Stated task: The entries below should be transcribed in their entirety, exactly as written.

=====

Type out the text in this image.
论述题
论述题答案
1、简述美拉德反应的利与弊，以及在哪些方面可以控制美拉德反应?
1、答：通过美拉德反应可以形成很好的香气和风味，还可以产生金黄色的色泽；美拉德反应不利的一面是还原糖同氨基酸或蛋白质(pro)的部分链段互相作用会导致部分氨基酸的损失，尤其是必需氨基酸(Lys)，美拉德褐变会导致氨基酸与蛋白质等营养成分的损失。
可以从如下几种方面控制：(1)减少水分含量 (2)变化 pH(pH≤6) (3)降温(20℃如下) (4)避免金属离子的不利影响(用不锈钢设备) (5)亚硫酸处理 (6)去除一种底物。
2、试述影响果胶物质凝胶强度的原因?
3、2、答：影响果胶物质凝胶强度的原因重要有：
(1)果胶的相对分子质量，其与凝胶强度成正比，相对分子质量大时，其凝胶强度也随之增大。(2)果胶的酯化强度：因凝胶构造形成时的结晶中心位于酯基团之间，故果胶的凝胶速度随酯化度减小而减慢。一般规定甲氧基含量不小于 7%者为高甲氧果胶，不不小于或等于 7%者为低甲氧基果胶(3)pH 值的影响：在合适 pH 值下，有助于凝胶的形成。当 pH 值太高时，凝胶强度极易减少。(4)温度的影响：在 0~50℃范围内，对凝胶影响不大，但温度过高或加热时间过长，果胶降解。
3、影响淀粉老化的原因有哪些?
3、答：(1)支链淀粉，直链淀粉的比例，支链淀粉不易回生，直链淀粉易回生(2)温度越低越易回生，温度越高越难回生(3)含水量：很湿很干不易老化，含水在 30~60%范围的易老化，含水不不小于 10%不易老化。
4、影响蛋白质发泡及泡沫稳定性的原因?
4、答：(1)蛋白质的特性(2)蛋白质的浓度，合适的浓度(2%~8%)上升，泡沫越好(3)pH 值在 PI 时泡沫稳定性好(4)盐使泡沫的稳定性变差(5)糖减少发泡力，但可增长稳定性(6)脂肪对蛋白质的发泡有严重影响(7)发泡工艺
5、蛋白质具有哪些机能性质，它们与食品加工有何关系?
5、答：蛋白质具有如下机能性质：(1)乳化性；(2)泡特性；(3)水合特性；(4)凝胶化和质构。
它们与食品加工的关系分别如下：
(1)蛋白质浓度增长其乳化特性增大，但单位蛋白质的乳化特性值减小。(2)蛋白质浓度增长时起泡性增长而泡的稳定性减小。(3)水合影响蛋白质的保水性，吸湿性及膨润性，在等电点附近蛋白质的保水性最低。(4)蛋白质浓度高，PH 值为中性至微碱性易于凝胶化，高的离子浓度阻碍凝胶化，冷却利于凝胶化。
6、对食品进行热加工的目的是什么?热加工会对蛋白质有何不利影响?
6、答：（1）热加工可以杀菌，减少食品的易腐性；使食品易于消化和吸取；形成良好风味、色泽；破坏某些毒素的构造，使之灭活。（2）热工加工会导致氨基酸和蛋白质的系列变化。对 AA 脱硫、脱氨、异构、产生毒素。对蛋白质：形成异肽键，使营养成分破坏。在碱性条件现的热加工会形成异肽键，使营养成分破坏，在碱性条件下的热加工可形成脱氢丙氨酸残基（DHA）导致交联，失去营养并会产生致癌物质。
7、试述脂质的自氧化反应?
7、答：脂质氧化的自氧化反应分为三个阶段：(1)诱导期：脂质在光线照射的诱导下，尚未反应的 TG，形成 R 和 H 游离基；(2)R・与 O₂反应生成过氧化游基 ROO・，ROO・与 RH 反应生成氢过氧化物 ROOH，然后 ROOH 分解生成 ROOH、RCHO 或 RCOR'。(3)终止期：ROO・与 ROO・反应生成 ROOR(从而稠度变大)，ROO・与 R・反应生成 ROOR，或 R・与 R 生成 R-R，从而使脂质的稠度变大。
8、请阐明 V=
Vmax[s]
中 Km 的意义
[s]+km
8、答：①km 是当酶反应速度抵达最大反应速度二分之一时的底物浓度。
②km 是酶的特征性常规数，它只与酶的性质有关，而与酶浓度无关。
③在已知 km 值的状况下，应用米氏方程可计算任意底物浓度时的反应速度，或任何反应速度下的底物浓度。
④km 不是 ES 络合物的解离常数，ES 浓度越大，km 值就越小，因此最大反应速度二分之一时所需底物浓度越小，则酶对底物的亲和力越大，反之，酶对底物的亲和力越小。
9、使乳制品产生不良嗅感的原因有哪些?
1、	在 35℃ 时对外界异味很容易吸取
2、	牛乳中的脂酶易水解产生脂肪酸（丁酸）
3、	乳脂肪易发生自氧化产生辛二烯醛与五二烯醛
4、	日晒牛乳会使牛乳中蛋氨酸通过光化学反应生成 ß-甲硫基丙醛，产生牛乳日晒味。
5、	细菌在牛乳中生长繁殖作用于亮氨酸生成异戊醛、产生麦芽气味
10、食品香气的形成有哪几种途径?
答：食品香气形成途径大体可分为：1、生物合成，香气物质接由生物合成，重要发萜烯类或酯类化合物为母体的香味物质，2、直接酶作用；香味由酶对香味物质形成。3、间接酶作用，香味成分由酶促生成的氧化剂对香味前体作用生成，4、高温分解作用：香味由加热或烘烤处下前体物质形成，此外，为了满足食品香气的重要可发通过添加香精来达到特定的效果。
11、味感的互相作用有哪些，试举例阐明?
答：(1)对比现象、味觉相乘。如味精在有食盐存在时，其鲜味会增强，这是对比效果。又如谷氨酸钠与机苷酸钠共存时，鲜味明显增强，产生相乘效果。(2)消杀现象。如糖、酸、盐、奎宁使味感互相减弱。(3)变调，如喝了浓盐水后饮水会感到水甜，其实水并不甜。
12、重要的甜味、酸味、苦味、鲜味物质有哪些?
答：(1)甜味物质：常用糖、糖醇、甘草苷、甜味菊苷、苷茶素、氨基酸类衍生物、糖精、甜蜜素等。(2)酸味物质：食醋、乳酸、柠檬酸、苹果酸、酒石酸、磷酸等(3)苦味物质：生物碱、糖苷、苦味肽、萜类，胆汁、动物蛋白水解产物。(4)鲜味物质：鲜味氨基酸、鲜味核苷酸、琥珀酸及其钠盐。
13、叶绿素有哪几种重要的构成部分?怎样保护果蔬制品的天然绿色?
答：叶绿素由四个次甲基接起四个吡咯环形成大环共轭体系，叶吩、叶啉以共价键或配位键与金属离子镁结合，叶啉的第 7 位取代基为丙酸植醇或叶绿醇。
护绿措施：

=====

Response to this exercise:
Type out the text in this image.
论述题
论述题答案
1、简述美拉德反应的利与弊，以及在哪些方面可以控制美拉德反应?
1、答：通过美拉德反应可以形成很好的香气和风味，还可以产生金黄色的色泽；美拉德反应不利的一面是还原糖同氨基酸或蛋白质(pro)的部分链段互相作用会导致部分氨基酸的损失，尤其是必需氨基酸(Lys)，美拉德褐变会导致氨基酸与蛋白质等营养成分的损失。
可以从如下几种方面控制：(1)减少水分含量 (2)变化 pH(pH≤6) (3)降温(20℃如下) (4)避免金属离子的不利影响(用不锈钢设备) (5)亚硫酸处理 (6)去除一种底物。
2、试述影响果胶物质凝胶强度的原因?
3、2、答：影响果胶物质凝胶强度的原因重要有：
(1)果胶的相对分子质量，其与凝胶强度成正比，相对分子质量大时，其凝胶强度也随之增大。(2)果胶的酯化强度：因凝胶构造形成时的结晶中心位于酯基团之间，故果胶的凝胶速度随酯化度减小而减慢。一般规定甲氧基含量不小于 7%者为高甲氧果胶，不不小于或等于 7%者为低甲氧基果胶(3)pH 值的影响：在合适 pH 值下，有助于凝胶的形成。当 pH 值太高时，凝胶强度极易减少。(4)温度的影响：在 0~50℃范围内，对凝胶影响不大，但温度过高或加热时间过长，果胶降解。
3、影响淀粉老化的原因有哪些?
3、答：(1)支链淀粉，直链淀粉的比例，支链淀粉不易回生，直链淀粉易回生(2)温度越低越易回生，温度越高越难回生(3)含水量：很湿很干不易老化，含水在 30~60%范围的易老化，含水不不小于 10%不易老化。
4、影响蛋白质发泡及泡沫稳定性的原因?
4、答：(1)蛋白质的特性(2)蛋白质的浓度，合适的浓度(2%~8%)上升，泡沫越好(3)pH 值在 PI 时泡沫稳定性好(4)盐使泡沫的稳定性变差(5)糖减少发泡力，但可增长稳定性(6)脂肪对蛋白质的发泡有严重影响(7)发泡工艺
5、蛋白质具有哪些机能性质，它们与食品加工有何关系?
5、答：蛋白质具有如下机能性质：(1)乳化性；(2)泡特性；(3)水合特性；(4)凝胶化和质构。
它们与食品加工的关系分别如下：
(1)蛋白质浓度增长其乳化特性增大，但单位蛋白质的乳化特性值减小。(2)蛋白质浓度增长时起泡性增长而泡的稳定性减小。(3)水合影响蛋白质的保水性，吸湿性及膨润性，在等电点附近蛋白质的保水性最低。(4)蛋白质浓度高，PH 值为中性至微碱性易于凝胶化，高的离子浓度阻碍凝胶化，冷却利于凝胶化。
6、对食品进行热加工的目的是什么?热加工会对蛋白质有何不利影响?
6、答：（1）热加工可以杀菌，减少食品的易腐性；使食品易于消化和吸取；形成良好风味、色泽；破坏某些毒素的构造，使之灭活。（2）热工加工会导致氨基酸和蛋白质的系列变化。对 AA 脱硫、脱氨、异构、产生毒素。对蛋白质：形成异肽键，使营养成分破坏。在碱性条件现的热加工会形成异肽键，使营养成分破坏，在碱性条件下的热加工可形成脱氢丙氨酸残基（DHA）导致交联，失去营养并会产生致癌物质。
7、试述脂质的自氧化反应?
7、答：脂质氧化的自氧化反应分为三个阶段：(1)诱导期：脂质在光线照射的诱导下，尚未反应的 TG，形成 R 和 H 游离基；(2)R・与 O₂反应生成过氧化游基 ROO・，ROO・与 RH 反应生成氢过氧化物 ROOH，然后 ROOH 分解生成 ROOH、RCHO 或 RCOR'。(3)终止期：ROO・与 ROO・反应生成 ROOR(从而稠度变大)，ROO・与 R・反应生成 ROOR，或 R・与 R 生成 R-R，从而使脂质的稠度变大。
8、请阐明 V=
Vmax[s]
中 Km 的意义
[s]+km
8、答：①km 是当酶反应速度抵达最大反应速度二分之一时的底物浓度。
②km 是酶的特征性常规数，它只与酶的性质有关，而与酶浓度无关。
③在已知 km 值的状况下，应用米氏方程可计算任意底物浓度时的反应速度，或任何反应速度下的底物浓度。
④km 不是 ES 络合物的解离常数，ES 浓度越大，km 值就越小，因此最大反应速度二分之一时所需底物浓度越小，则酶对底物的亲和力越大，反之，酶对底物的亲和力越小。
9、使乳制品产生不良嗅感的原因有哪些?
1、	在 35℃ 时对外界异味很容易吸取
2、	牛乳中的脂酶易水解产生脂肪酸（丁酸）
3、	乳脂肪易发生自氧化产生辛二烯醛与五二烯醛
4、	日晒牛乳会使牛乳中蛋氨酸通过光化学反应生成 ß-甲硫基丙醛，产生牛乳日晒味。
5、	细菌在牛乳中生长繁殖作用于亮氨酸生成异戊醛、产生麦芽气味
10、食品香气的形成有哪几种途径?
答：食品香气形成途径大体可分为：1、生物合成，香气物质接由生物合成，重要发萜烯类或酯类化合物为母体的香味物质，2、直接酶作用；香味由酶对香味物质形成。3、间接酶作用，香味成分由酶促生成的氧化剂对香味前体作用生成，4、高温分解作用：香味由加热或烘烤处下前体物质形成，此外，为了满足食品香气的重要可发通过添加香精来达到特定的效果。
11、味感的互相作用有哪些，试举例阐明?
答：(1)对比现象、味觉相乘。如味精在有食盐存在时，其鲜味会增强，这是对比效果。又如谷氨酸钠与机苷酸钠共存时，鲜味明显增强，产生相乘效果。(2)消杀现象。如糖、酸、盐、奎宁使味感互相减弱。(3)变调，如喝了浓盐水后饮水会感到水甜，其实水并不甜。
12、重要的甜味、酸味、苦味、鲜味物质有哪些?
答：(1)甜味物质：常用糖、糖醇、甘草苷、甜味菊苷、苷茶素、氨基酸类衍生物、糖精、甜蜜素等。(2)酸味物质：食醋、乳酸、柠檬酸、苹果酸、酒石酸、磷酸等(3)苦味物质：生物碱、糖苷、苦味肽、萜类，胆汁、动物蛋白水解产物。(4)鲜味物质：鲜味氨基酸、鲜味核苷酸、琥珀酸及其钠盐。
13、叶绿素有哪几种重要的构成部分?怎样保护果蔬制品的天然绿色?
答：叶绿素由四个次甲基接起四个吡咯环形成大环共轭体系，叶吩、叶啉以共价键或配位键与金属离子镁结合，叶啉的第 7 位取代基为丙酸植醇或叶绿醇。
护绿措施：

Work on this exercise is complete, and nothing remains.